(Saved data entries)
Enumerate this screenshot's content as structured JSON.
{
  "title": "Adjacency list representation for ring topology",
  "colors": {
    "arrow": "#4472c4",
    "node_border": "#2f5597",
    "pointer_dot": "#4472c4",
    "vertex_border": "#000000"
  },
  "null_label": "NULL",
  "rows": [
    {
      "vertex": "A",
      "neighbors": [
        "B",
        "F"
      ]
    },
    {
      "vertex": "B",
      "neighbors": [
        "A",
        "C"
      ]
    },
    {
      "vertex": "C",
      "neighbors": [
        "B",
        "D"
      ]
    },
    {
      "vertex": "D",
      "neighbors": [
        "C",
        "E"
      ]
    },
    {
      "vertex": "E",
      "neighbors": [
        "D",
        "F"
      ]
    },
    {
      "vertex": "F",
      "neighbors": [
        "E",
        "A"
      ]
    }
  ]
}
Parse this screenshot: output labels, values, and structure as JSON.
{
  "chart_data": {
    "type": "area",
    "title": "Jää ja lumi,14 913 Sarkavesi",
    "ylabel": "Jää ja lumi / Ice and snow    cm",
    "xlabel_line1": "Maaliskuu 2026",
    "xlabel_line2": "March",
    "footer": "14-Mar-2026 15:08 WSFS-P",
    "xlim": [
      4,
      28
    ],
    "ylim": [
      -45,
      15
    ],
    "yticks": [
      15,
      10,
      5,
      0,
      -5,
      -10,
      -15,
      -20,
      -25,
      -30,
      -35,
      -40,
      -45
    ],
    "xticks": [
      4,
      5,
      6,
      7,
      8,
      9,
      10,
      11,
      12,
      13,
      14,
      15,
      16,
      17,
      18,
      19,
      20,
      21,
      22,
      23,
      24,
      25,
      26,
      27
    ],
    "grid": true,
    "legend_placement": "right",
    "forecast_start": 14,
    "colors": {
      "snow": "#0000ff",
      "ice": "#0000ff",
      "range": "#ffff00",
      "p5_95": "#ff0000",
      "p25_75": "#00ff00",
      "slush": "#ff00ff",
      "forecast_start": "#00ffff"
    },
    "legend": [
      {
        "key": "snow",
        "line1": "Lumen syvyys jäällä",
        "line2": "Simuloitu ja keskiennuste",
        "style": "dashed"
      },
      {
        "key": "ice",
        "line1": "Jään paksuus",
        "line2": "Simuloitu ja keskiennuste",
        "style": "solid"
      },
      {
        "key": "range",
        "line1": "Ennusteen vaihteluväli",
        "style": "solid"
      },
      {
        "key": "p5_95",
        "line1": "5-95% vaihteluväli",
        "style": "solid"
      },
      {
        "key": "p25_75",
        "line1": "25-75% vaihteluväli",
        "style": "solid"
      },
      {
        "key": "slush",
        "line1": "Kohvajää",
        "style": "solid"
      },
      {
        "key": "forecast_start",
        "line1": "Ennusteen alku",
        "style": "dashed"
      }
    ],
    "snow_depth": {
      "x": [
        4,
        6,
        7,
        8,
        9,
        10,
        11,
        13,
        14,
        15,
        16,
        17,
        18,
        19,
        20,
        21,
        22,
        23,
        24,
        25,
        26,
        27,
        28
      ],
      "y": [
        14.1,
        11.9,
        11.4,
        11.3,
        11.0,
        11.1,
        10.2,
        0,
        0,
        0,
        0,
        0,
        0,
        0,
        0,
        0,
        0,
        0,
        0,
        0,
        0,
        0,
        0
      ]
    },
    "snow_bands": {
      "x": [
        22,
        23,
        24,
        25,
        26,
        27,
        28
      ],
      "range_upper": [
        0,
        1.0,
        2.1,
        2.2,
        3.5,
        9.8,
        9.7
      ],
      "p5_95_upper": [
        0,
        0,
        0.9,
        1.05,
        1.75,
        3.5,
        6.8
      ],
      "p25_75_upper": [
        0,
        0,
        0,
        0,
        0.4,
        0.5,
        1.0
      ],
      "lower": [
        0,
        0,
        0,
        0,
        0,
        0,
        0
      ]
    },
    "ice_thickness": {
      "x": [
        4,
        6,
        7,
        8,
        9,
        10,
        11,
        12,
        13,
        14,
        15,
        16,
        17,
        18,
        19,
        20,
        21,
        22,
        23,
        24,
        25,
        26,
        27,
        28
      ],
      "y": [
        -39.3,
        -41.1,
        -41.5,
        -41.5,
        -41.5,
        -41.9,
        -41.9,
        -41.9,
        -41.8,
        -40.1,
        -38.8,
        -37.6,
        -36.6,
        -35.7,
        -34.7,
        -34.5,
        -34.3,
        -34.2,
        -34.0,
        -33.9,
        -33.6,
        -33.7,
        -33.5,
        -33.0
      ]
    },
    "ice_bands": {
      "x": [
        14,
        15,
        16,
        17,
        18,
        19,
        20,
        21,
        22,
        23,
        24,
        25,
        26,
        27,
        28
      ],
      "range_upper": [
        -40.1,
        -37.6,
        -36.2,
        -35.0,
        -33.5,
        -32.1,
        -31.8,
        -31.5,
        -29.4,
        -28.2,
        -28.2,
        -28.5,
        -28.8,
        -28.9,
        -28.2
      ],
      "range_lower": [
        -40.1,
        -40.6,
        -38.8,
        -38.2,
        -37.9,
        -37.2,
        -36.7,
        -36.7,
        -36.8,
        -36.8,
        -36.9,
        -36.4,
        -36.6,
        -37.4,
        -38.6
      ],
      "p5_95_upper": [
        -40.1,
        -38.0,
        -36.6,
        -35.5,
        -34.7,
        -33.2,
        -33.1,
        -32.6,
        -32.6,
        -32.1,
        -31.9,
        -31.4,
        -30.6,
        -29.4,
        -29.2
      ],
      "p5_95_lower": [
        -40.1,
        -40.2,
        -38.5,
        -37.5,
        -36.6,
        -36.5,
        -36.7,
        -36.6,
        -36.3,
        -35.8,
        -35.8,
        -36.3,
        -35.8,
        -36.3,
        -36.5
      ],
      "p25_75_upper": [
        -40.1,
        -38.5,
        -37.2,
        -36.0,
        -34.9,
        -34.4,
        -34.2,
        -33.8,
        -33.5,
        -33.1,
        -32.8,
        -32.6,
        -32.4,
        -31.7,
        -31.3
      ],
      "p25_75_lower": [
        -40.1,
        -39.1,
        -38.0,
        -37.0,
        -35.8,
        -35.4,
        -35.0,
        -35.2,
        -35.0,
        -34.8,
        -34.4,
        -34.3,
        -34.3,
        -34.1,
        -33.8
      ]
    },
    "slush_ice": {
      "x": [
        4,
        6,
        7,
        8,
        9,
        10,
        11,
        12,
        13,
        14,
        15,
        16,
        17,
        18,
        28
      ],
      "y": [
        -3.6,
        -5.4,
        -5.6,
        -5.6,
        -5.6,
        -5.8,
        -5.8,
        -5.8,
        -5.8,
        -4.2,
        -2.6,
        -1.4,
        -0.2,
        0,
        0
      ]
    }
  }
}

The task:
Hand back the material above in full, exactly as written.

Final answer:
Enumerate this screenshot's content as structured JSON.
{
  "title": "Adjacency list representation for ring topology",
  "colors": {
    "arrow": "#4472c4",
    "node_border": "#2f5597",
    "pointer_dot": "#4472c4",
    "vertex_border": "#000000"
  },
  "null_label": "NULL",
  "rows": [
    {
      "vertex": "A",
      "neighbors": [
        "B",
        "F"
      ]
    },
    {
      "vertex": "B",
      "neighbors": [
        "A",
        "C"
      ]
    },
    {
      "vertex": "C",
      "neighbors": [
        "B",
        "D"
      ]
    },
    {
      "vertex": "D",
      "neighbors": [
        "C",
        "E"
      ]
    },
    {
      "vertex": "E",
      "neighbors": [
        "D",
        "F"
      ]
    },
    {
      "vertex": "F",
      "neighbors": [
        "E",
        "A"
      ]
    }
  ]
}
Parse this screenshot: output labels, values, and structure as JSON.
{
  "chart_data": {
    "type": "area",
    "title": "Jää ja lumi,14 913 Sarkavesi",
    "ylabel": "Jää ja lumi / Ice and snow    cm",
    "xlabel_line1": "Maaliskuu 2026",
    "xlabel_line2": "March",
    "footer": "14-Mar-2026 15:08 WSFS-P",
    "xlim": [
      4,
      28
    ],
    "ylim": [
      -45,
      15
    ],
    "yticks": [
      15,
      10,
      5,
      0,
      -5,
      -10,
      -15,
      -20,
      -25,
      -30,
      -35,
      -40,
      -45
    ],
    "xticks": [
      4,
      5,
      6,
      7,
      8,
      9,
      10,
      11,
      12,
      13,
      14,
      15,
      16,
      17,
      18,
      19,
      20,
      21,
      22,
      23,
      24,
      25,
      26,
      27
    ],
    "grid": true,
    "legend_placement": "right",
    "forecast_start": 14,
    "colors": {
      "snow": "#0000ff",
      "ice": "#0000ff",
      "range": "#ffff00",
      "p5_95": "#ff0000",
      "p25_75": "#00ff00",
      "slush": "#ff00ff",
      "forecast_start": "#00ffff"
    },
    "legend": [
      {
        "key": "snow",
        "line1": "Lumen syvyys jäällä",
        "line2": "Simuloitu ja keskiennuste",
        "style": "dashed"
      },
      {
        "key": "ice",
        "line1": "Jään paksuus",
        "line2": "Simuloitu ja keskiennuste",
        "style": "solid"
      },
      {
        "key": "range",
        "line1": "Ennusteen vaihteluväli",
        "style": "solid"
      },
      {
        "key": "p5_95",
        "line1": "5-95% vaihteluväli",
        "style": "solid"
      },
      {
        "key": "p25_75",
        "line1": "25-75% vaihteluväli",
        "style": "solid"
      },
      {
        "key": "slush",
        "line1": "Kohvajää",
        "style": "solid"
      },
      {
        "key": "forecast_start",
        "line1": "Ennusteen alku",
        "style": "dashed"
      }
    ],
    "snow_depth": {
      "x": [
        4,
        6,
        7,
        8,
        9,
        10,
        11,
        13,
        14,
        15,
        16,
        17,
        18,
        19,
        20,
        21,
        22,
        23,
        24,
        25,
        26,
        27,
        28
      ],
      "y": [
        14.1,
        11.9,
        11.4,
        11.3,
        11.0,
        11.1,
        10.2,
        0,
        0,
        0,
        0,
        0,
        0,
        0,
        0,
        0,
        0,
        0,
        0,
        0,
        0,
        0,
        0
      ]
    },
    "snow_bands": {
      "x": [
        22,
        23,
        24,
        25,
        26,
        27,
        28
      ],
      "range_upper": [
        0,
        1.0,
        2.1,
        2.2,
        3.5,
        9.8,
        9.7
      ],
      "p5_95_upper": [
        0,
        0,
        0.9,
        1.05,
        1.75,
        3.5,
        6.8
      ],
      "p25_75_upper": [
        0,
        0,
        0,
        0,
        0.4,
        0.5,
        1.0
      ],
      "lower": [
        0,
        0,
        0,
        0,
        0,
        0,
        0
      ]
    },
    "ice_thickness": {
      "x": [
        4,
        6,
        7,
        8,
        9,
        10,
        11,
        12,
        13,
        14,
        15,
        16,
        17,
        18,
        19,
        20,
        21,
        22,
        23,
        24,
        25,
        26,
        27,
        28
      ],
      "y": [
        -39.3,
        -41.1,
        -41.5,
        -41.5,
        -41.5,
        -41.9,
        -41.9,
        -41.9,
        -41.8,
        -40.1,
        -38.8,
        -37.6,
        -36.6,
        -35.7,
        -34.7,
        -34.5,
        -34.3,
        -34.2,
        -34.0,
        -33.9,
        -33.6,
        -33.7,
        -33.5,
        -33.0
      ]
    },
    "ice_bands": {
      "x": [
        14,
        15,
        16,
        17,
        18,
        19,
        20,
        21,
        22,
        23,
        24,
        25,
        26,
        27,
        28
      ],
      "range_upper": [
        -40.1,
        -37.6,
        -36.2,
        -35.0,
        -33.5,
        -32.1,
        -31.8,
        -31.5,
        -29.4,
        -28.2,
        -28.2,
        -28.5,
        -28.8,
        -28.9,
        -28.2
      ],
      "range_lower": [
        -40.1,
        -40.6,
        -38.8,
        -38.2,
        -37.9,
        -37.2,
        -36.7,
        -36.7,
        -36.8,
        -36.8,
        -36.9,
        -36.4,
        -36.6,
        -37.4,
        -38.6
      ],
      "p5_95_upper": [
        -40.1,
        -38.0,
        -36.6,
        -35.5,
        -34.7,
        -33.2,
        -33.1,
        -32.6,
        -32.6,
        -32.1,
        -31.9,
        -31.4,
        -30.6,
        -29.4,
        -29.2
      ],
      "p5_95_lower": [
        -40.1,
        -40.2,
        -38.5,
        -37.5,
        -36.6,
        -36.5,
        -36.7,
        -36.6,
        -36.3,
        -35.8,
        -35.8,
        -36.3,
        -35.8,
        -36.3,
        -36.5
      ],
      "p25_75_upper": [
        -40.1,
        -38.5,
        -37.2,
        -36.0,
        -34.9,
        -34.4,
        -34.2,
        -33.8,
        -33.5,
        -33.1,
        -32.8,
        -32.6,
        -32.4,
        -31.7,
        -31.3
      ],
      "p25_75_lower": [
        -40.1,
        -39.1,
        -38.0,
        -37.0,
        -35.8,
        -35.4,
        -35.0,
        -35.2,
        -35.0,
        -34.8,
        -34.4,
        -34.3,
        -34.3,
        -34.1,
        -33.8
      ]
    },
    "slush_ice": {
      "x": [
        4,
        6,
        7,
        8,
        9,
        10,
        11,
        12,
        13,
        14,
        15,
        16,
        17,
        18,
        28
      ],
      "y": [
        -3.6,
        -5.4,
        -5.6,
        -5.6,
        -5.6,
        -5.8,
        -5.8,
        -5.8,
        -5.8,
        -4.2,
        -2.6,
        -1.4,
        -0.2,
        0,
        0
      ]
    }
  }
}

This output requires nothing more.